Gather every line of the items below that contains the string "input", and copy each such line in full. The match is case-sensitive.

====== Data lines

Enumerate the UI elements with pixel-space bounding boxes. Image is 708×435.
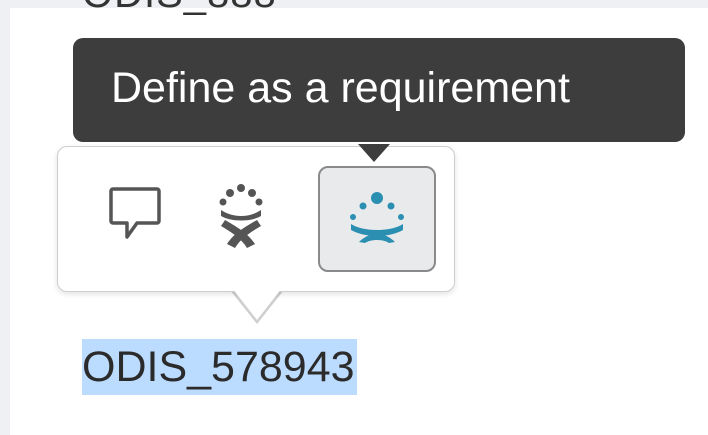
popup-arrow xyxy=(232,288,282,320)
comment-button[interactable] xyxy=(95,177,175,257)
define-requirement-button[interactable] xyxy=(318,166,436,272)
tooltip-text: Define as a requirement xyxy=(111,64,570,112)
clipped-top-text: ODIS_888 xyxy=(82,0,277,17)
requirement-icon xyxy=(345,190,409,249)
tooltip-arrow xyxy=(358,144,390,162)
tooltip: Define as a requirement xyxy=(73,38,685,142)
confluence-icon xyxy=(217,182,265,253)
confluence-button[interactable] xyxy=(201,177,281,257)
inline-action-popup xyxy=(57,146,455,292)
comment-icon xyxy=(107,185,163,250)
selected-text[interactable]: ODIS_578943 xyxy=(82,339,357,395)
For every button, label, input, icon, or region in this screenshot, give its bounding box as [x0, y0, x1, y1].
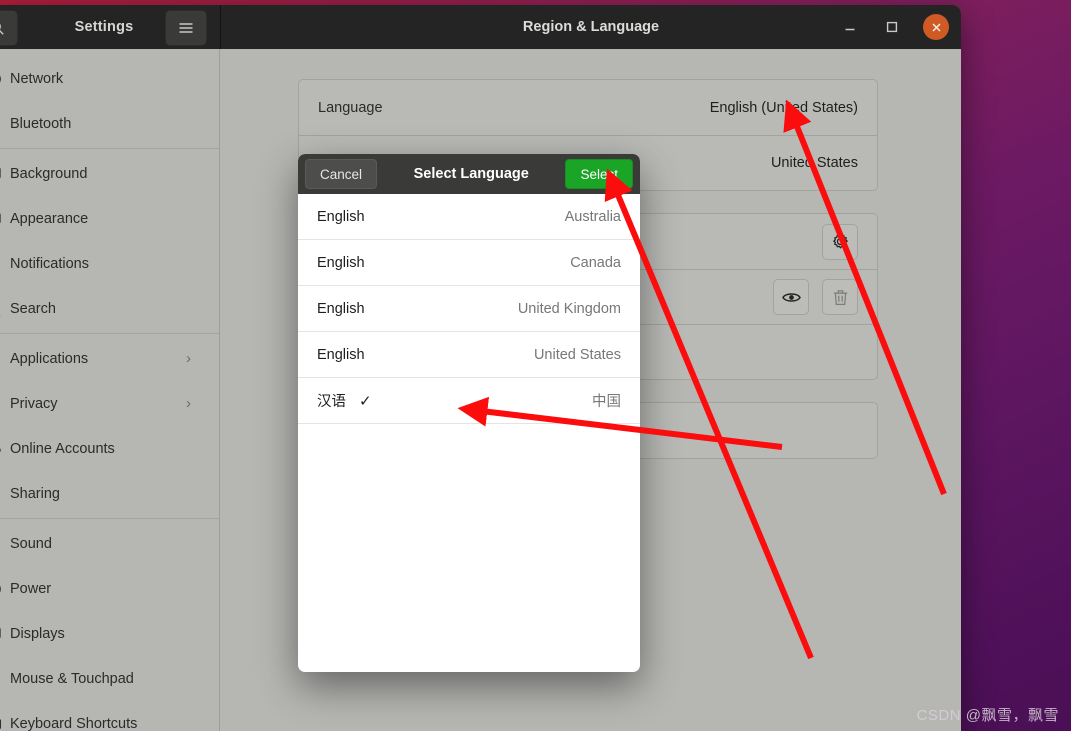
sidebar-item-keyboard-shortcuts[interactable]: Keyboard Shortcuts	[0, 701, 219, 731]
language-name-text: English	[317, 300, 365, 317]
language-label: Language	[318, 99, 383, 116]
sound-note-icon	[0, 535, 10, 553]
sidebar-item-label: Network	[10, 70, 64, 87]
sidebar-separator	[0, 333, 219, 334]
window-controls	[839, 5, 949, 49]
language-name: English	[317, 209, 365, 225]
sidebar-item-applications[interactable]: Applications ›	[0, 336, 219, 381]
language-list-item[interactable]: 汉语 ✓ 中国	[298, 378, 640, 424]
trash-delete-icon[interactable]	[822, 279, 858, 315]
sidebar-item-privacy[interactable]: Privacy ›	[0, 381, 219, 426]
select-button[interactable]: Select	[565, 159, 633, 189]
dialog-title: Select Language	[413, 166, 529, 182]
window-titlebar: Settings Region & Language	[0, 5, 961, 49]
sidebar-item-label: Displays	[10, 625, 65, 642]
language-name-text: English	[317, 208, 365, 225]
language-value: English (United States)	[709, 99, 858, 116]
gear-options-icon[interactable]	[822, 223, 858, 260]
titlebar-right-section: Region & Language	[221, 5, 961, 49]
input-source-action-buttons	[773, 279, 858, 315]
sidebar-item-appearance[interactable]: Appearance	[0, 196, 219, 241]
titlebar-left-section: Settings	[0, 5, 221, 49]
sidebar-item-label: Appearance	[10, 210, 89, 227]
sidebar-item-bluetooth[interactable]: Bluetooth	[0, 101, 219, 146]
sidebar-item-label: Notifications	[10, 255, 89, 272]
select-language-dialog: Cancel Select Language Select English Aus…	[298, 154, 640, 672]
maximize-button[interactable]	[881, 16, 903, 38]
hamburger-menu-icon[interactable]	[165, 10, 207, 46]
eye-preview-icon[interactable]	[773, 279, 809, 315]
language-name-text: English	[317, 254, 365, 271]
sidebar-item-label: Keyboard Shortcuts	[10, 715, 138, 731]
sidebar-item-label: Privacy	[10, 395, 58, 412]
sidebar-item-label: Sound	[10, 535, 52, 552]
language-region: United States	[533, 346, 621, 363]
language-name-text: 汉语	[317, 394, 346, 410]
language-list-item[interactable]: English Canada	[298, 240, 640, 286]
sharing-icon	[0, 485, 10, 503]
sidebar-item-sharing[interactable]: Sharing	[0, 471, 219, 516]
search-icon	[0, 300, 10, 318]
language-list-item[interactable]: English Australia	[298, 194, 640, 240]
language-name: English	[317, 255, 365, 271]
sidebar-item-label: Background	[10, 165, 88, 182]
sidebar-separator	[0, 148, 219, 149]
language-row[interactable]: Language English (United States)	[299, 80, 877, 135]
sidebar-item-notifications[interactable]: Notifications	[0, 241, 219, 286]
minimize-button[interactable]	[839, 16, 861, 38]
sidebar-item-label: Sharing	[10, 485, 60, 502]
cancel-button[interactable]: Cancel	[305, 159, 378, 189]
check-icon: ✓	[359, 392, 372, 410]
sidebar-item-sound[interactable]: Sound	[0, 521, 219, 566]
sidebar-item-online-accounts[interactable]: Online Accounts	[0, 426, 219, 471]
sidebar-item-background[interactable]: Background	[0, 151, 219, 196]
search-icon[interactable]	[0, 10, 18, 46]
privacy-lock-icon	[0, 395, 10, 413]
sidebar-item-displays[interactable]: Displays	[0, 611, 219, 656]
sidebar-item-network[interactable]: Network	[0, 56, 219, 101]
sidebar-item-label: Bluetooth	[10, 115, 72, 132]
settings-sidebar: Network Bluetooth Background Appearance Noti…	[0, 49, 220, 731]
background-icon	[0, 165, 10, 183]
sidebar-item-search[interactable]: Search	[0, 286, 219, 331]
watermark: CSDN @飘雪，飘雪	[916, 707, 1059, 724]
sidebar-item-power[interactable]: Power	[0, 566, 219, 611]
bluetooth-icon	[0, 115, 10, 133]
notifications-icon	[0, 255, 10, 273]
displays-icon	[0, 625, 10, 643]
page-title: Region & Language	[522, 19, 660, 35]
sidebar-item-label: Online Accounts	[10, 440, 115, 457]
mouse-icon	[0, 670, 10, 688]
close-button[interactable]	[923, 14, 949, 40]
cloud-icon	[0, 440, 10, 458]
language-name-text: English	[317, 346, 365, 363]
sidebar-item-label: Mouse & Touchpad	[10, 670, 134, 687]
applications-icon	[0, 350, 10, 368]
language-name: English	[317, 347, 365, 363]
sidebar-item-label: Search	[10, 300, 56, 317]
sidebar-item-mouse-touchpad[interactable]: Mouse & Touchpad	[0, 656, 219, 701]
language-name: 汉语 ✓	[317, 390, 372, 411]
sidebar-separator	[0, 518, 219, 519]
sidebar-item-label: Power	[10, 580, 52, 597]
dialog-header: Cancel Select Language Select	[298, 154, 640, 194]
language-list: English Australia English Canada English Unit…	[298, 194, 640, 424]
power-icon	[0, 580, 10, 598]
chevron-right-icon: ›	[186, 350, 191, 367]
appearance-icon	[0, 210, 10, 228]
chevron-right-icon: ›	[186, 395, 191, 412]
language-region: 中国	[592, 394, 621, 410]
language-region: United Kingdom	[517, 300, 621, 317]
formats-value: United States	[770, 155, 858, 171]
language-list-item[interactable]: English United States	[298, 332, 640, 378]
keyboard-icon	[0, 715, 10, 731]
language-region: Australia	[564, 208, 621, 225]
language-name: English	[317, 301, 365, 317]
sidebar-item-label: Applications	[10, 350, 89, 367]
language-region: Canada	[570, 254, 621, 271]
language-list-item[interactable]: English United Kingdom	[298, 286, 640, 332]
network-icon	[0, 70, 10, 88]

============

* _Result below_
For every button, label, input, icon, or region in this screenshot, give its bounding box as [x0, y0, x1, y1].
input-source-action-buttons	[773, 279, 858, 315]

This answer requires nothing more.